> **Seçilen bölüm**
+-------+
A. Belediyesinin 2011 yılı hesaplarının 2012 yılında yapılan denetiminde geçici işçi statüsündeki personele hizmet özendirme primi adı altında yapılan ödemelerden gelir vergisi kesintisi yapılmadığı tespit edilmiştir. Denetçi tarafından yazılan sorguya verilen cevapta ödemenin söz konusu işçilerin işe alındığı 2006 yılında yapılan sözleşmeye istinaden ödendiği ve o tarihten beri bu ödemelerden kesinti yapılmadığı belirtilmiştir. Bu durumda vergi kesintisi yapılmadan ödenen ve ücretin bir unsuru olan hizmet özendirme priminden 2006 yılında yapılan ödemeler için zamanaşımı süresi 1.1. 2007 tarihinden başlamakta ve 31.12.2011 tarihinde dolmaktadır. Dolayısıyla 2006 yılındaki ödemelerden kesilmesi gereken gelir vergisi zamanaşımına uğradığı için yapılacak işlem bulunmamaktadır. 2007 yılında yapılan ödemeler için tarhiyat işlemlerinin 31.12.2012 tarihine kadar tamamlanarak tebliğ edilmesi halinde zamanaşımı dolmamış olacaktır.

Vergi hukukunda zamanaşımı kurumunun kabul edilmesinin nedeni, genel hukukta olduğu gibi kamu yararı düşüncesine dayanmaktadır. Devletin vergiden doğan alacağını uzun bir süre sonra istemesi hem vergi idaresi hem de mükellef yönünden sorunlar yaratmaktadır. İdare kanıt yönünden güçlüklerle karşılaşabileceği gibi takip ve tahsil yönünden de uzun süre belirsizlik içinde kalmaları ve bazı defter ve belgeleri saklama durumunda olmaları önemli olumsuzluklara yol açabilecektir. Zamanaşımı bu olumsuzlukları büyük ölçüde önleyebilir.
+-------+
> **Yapılacaklar**
A: Seçilen bölümde "yıl" sözcüğüyle birlikte anılan bütün yılları, metinde ilk geçtikleri sırayla yazın.
B: Seçilen bölümdeki "Vergi hukukunda zamanaşımı kurumunun kabul edilmesinin nedeni, genel hukukta olduğu gibi kamu yararı düşüncesine dayanmaktadır." cümlesini İngilizceye çevirin.
Yalnızca seçilen bölümdeki bilgilere dayanın.

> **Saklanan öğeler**
+-------+
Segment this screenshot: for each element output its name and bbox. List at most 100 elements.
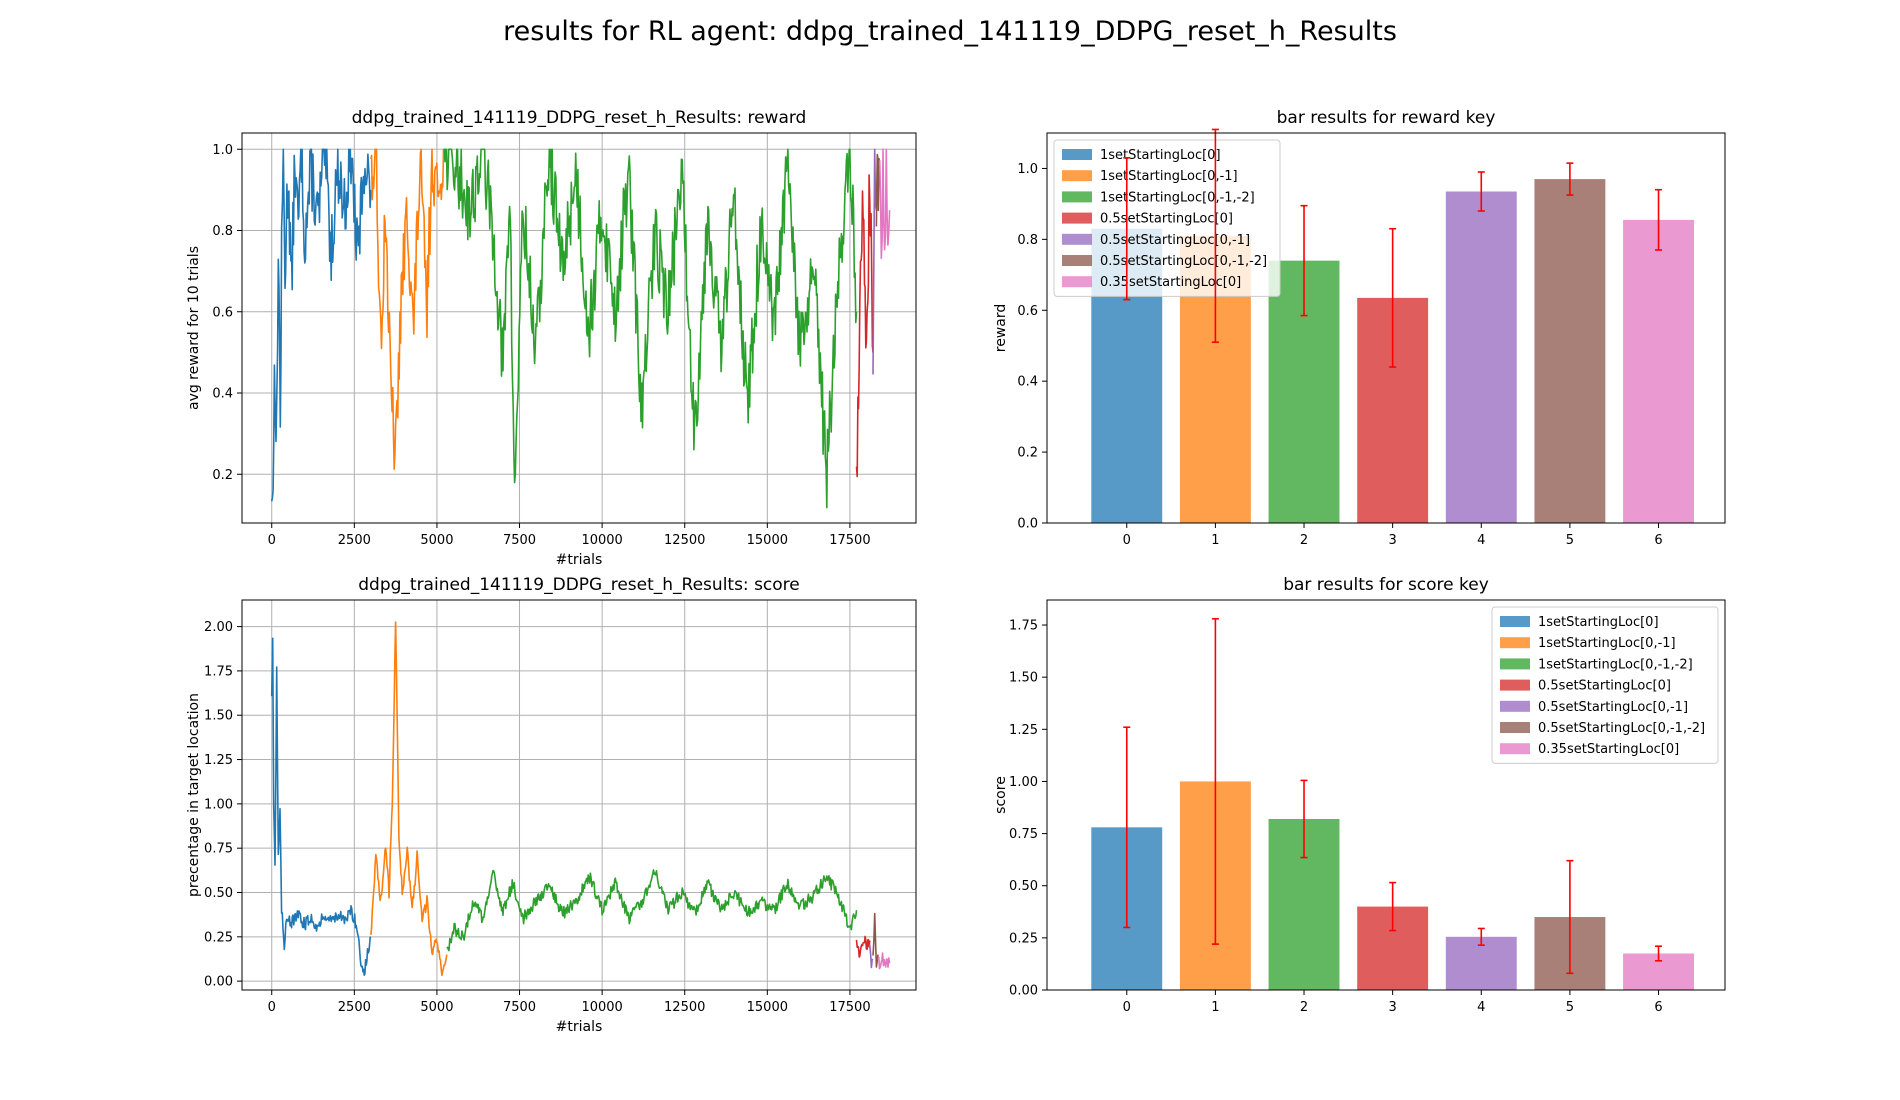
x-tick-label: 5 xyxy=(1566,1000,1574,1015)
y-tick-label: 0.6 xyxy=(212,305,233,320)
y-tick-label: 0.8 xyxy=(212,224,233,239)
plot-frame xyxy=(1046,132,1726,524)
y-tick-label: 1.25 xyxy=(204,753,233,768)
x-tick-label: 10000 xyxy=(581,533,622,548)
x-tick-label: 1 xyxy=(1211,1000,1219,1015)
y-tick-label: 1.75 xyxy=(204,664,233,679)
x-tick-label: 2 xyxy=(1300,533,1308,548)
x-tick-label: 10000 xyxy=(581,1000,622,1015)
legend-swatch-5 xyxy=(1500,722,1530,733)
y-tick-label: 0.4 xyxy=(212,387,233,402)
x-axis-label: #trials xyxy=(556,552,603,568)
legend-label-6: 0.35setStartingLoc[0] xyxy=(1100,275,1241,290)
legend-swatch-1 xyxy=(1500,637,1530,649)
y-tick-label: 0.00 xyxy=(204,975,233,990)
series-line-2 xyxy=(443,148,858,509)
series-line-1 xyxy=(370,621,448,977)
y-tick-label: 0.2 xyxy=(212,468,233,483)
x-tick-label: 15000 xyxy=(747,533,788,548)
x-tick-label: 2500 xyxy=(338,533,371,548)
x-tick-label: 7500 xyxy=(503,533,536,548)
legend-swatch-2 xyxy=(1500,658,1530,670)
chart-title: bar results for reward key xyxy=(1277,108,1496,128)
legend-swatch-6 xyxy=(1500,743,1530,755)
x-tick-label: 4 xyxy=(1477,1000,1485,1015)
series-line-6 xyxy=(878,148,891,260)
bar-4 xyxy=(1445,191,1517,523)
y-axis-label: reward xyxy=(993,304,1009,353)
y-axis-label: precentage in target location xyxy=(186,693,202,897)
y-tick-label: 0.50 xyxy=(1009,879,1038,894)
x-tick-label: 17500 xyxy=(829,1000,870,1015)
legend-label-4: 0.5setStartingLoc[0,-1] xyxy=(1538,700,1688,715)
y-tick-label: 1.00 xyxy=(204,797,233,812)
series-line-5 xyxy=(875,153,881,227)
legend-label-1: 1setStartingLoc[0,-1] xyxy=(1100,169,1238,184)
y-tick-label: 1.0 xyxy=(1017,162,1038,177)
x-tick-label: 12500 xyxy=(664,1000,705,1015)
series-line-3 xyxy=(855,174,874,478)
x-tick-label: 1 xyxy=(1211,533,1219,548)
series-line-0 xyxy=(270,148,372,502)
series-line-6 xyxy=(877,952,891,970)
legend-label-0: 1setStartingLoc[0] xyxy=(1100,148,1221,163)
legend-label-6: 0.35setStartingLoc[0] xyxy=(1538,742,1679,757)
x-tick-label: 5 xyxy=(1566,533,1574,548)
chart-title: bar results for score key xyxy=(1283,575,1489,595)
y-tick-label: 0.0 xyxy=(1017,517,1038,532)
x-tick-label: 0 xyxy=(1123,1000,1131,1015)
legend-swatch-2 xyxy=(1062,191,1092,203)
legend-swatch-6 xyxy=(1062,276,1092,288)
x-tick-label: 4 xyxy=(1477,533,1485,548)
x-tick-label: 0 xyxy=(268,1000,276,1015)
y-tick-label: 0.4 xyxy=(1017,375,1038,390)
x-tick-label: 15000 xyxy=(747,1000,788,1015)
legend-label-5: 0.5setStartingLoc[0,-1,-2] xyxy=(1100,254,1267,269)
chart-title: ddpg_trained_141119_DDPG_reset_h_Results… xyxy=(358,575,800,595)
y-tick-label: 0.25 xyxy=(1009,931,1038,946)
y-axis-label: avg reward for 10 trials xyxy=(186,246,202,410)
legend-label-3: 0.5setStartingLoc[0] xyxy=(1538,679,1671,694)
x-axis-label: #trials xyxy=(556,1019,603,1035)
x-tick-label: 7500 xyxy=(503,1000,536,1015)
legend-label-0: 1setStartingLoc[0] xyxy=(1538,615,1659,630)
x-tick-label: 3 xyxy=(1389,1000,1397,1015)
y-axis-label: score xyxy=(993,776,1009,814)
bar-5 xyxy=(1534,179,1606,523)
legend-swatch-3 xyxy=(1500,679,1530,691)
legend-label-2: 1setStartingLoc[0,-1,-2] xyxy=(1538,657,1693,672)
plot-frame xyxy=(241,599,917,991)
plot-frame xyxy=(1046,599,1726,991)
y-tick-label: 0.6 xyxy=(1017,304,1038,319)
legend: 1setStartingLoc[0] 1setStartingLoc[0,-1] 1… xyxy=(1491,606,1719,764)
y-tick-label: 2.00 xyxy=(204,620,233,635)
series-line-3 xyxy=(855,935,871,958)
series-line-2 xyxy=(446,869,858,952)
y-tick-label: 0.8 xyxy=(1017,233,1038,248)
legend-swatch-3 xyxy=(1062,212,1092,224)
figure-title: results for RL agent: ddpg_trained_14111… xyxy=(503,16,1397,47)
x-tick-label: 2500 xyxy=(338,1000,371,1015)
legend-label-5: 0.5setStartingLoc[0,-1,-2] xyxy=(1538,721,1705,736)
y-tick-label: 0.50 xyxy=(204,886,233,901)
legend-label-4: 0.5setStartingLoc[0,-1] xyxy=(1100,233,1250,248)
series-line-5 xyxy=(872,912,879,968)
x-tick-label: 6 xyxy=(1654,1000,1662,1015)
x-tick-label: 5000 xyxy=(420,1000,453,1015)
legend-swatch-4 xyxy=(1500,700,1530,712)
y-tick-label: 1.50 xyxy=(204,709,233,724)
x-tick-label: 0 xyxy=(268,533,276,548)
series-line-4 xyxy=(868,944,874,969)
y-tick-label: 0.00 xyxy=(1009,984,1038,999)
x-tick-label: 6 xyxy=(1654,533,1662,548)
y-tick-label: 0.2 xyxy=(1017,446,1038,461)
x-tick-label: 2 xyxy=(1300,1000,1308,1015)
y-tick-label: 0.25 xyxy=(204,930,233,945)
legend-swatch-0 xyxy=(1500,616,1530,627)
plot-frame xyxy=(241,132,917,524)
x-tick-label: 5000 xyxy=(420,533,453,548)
+-------+
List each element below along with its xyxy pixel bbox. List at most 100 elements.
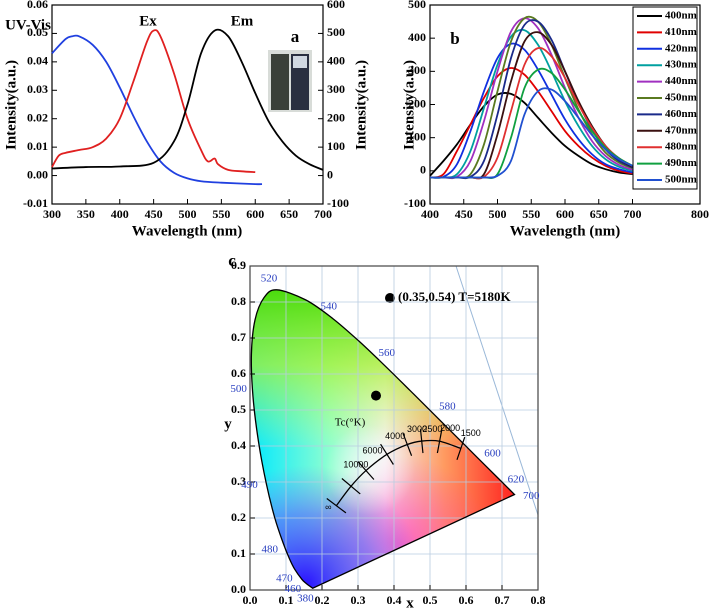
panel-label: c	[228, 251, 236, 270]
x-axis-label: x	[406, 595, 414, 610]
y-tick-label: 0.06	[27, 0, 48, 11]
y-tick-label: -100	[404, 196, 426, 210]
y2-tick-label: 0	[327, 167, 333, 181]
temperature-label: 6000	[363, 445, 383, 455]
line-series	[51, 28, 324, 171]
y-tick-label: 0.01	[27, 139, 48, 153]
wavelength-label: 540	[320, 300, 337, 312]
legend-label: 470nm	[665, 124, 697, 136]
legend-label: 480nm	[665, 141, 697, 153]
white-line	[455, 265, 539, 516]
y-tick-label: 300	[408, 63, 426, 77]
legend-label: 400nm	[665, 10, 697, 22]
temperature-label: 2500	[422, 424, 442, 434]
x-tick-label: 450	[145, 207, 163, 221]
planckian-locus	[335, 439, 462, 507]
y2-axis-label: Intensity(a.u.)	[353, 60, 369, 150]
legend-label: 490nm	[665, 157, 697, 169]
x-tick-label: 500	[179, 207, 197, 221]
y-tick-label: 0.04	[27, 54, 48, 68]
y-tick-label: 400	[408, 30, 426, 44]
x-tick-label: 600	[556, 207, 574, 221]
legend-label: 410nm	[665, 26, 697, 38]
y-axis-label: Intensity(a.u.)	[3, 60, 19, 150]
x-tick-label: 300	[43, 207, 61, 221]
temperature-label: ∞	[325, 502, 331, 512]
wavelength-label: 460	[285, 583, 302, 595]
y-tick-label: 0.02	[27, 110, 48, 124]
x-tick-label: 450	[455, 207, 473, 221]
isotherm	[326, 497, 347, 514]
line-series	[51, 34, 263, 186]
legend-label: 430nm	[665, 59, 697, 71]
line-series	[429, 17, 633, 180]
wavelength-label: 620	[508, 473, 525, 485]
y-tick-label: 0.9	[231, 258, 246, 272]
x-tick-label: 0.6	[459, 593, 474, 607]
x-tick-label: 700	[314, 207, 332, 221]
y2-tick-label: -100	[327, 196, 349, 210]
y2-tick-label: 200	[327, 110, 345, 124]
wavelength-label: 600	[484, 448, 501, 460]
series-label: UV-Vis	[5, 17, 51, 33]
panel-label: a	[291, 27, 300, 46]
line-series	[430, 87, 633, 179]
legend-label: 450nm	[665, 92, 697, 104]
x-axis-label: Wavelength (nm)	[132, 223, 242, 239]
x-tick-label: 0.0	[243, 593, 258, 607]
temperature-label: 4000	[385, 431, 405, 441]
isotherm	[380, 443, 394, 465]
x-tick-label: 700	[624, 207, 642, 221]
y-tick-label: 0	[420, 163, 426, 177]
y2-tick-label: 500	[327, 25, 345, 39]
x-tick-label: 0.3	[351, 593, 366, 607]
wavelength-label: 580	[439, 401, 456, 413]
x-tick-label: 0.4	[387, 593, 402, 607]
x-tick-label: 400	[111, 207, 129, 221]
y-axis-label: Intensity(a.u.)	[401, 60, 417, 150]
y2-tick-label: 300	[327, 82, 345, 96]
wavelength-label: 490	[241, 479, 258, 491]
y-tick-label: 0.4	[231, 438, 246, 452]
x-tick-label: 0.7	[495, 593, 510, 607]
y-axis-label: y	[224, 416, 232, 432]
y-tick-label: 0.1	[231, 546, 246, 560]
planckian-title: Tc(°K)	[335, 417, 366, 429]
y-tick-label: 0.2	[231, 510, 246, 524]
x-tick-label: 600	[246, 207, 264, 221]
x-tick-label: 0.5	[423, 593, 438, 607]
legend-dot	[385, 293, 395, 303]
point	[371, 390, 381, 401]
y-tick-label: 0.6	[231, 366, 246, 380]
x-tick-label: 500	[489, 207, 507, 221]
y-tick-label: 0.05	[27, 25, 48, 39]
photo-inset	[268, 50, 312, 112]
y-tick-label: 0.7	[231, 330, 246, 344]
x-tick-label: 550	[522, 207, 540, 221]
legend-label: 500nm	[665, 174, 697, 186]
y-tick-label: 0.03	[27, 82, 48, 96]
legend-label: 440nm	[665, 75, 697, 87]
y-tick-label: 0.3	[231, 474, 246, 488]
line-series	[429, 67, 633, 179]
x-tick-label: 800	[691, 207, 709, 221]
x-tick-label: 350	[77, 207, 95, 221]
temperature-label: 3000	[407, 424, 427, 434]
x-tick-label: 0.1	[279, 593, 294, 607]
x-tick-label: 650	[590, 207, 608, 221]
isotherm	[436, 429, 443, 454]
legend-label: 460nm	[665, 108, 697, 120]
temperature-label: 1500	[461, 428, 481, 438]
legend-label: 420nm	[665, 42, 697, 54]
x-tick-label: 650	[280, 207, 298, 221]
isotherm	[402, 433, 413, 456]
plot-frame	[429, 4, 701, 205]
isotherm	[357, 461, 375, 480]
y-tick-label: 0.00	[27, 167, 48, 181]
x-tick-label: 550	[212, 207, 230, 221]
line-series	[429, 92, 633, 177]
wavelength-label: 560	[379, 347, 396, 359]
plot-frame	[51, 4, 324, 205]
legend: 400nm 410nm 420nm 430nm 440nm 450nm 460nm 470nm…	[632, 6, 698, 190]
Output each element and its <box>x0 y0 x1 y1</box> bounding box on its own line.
+-------+
> **Sırayla cevaplar**
A: 2011, 2012, 2006, 2007

B: The reason for adopting the institution of the statute of limitations in tax law rests, as in general law, on the consideration of the public interest.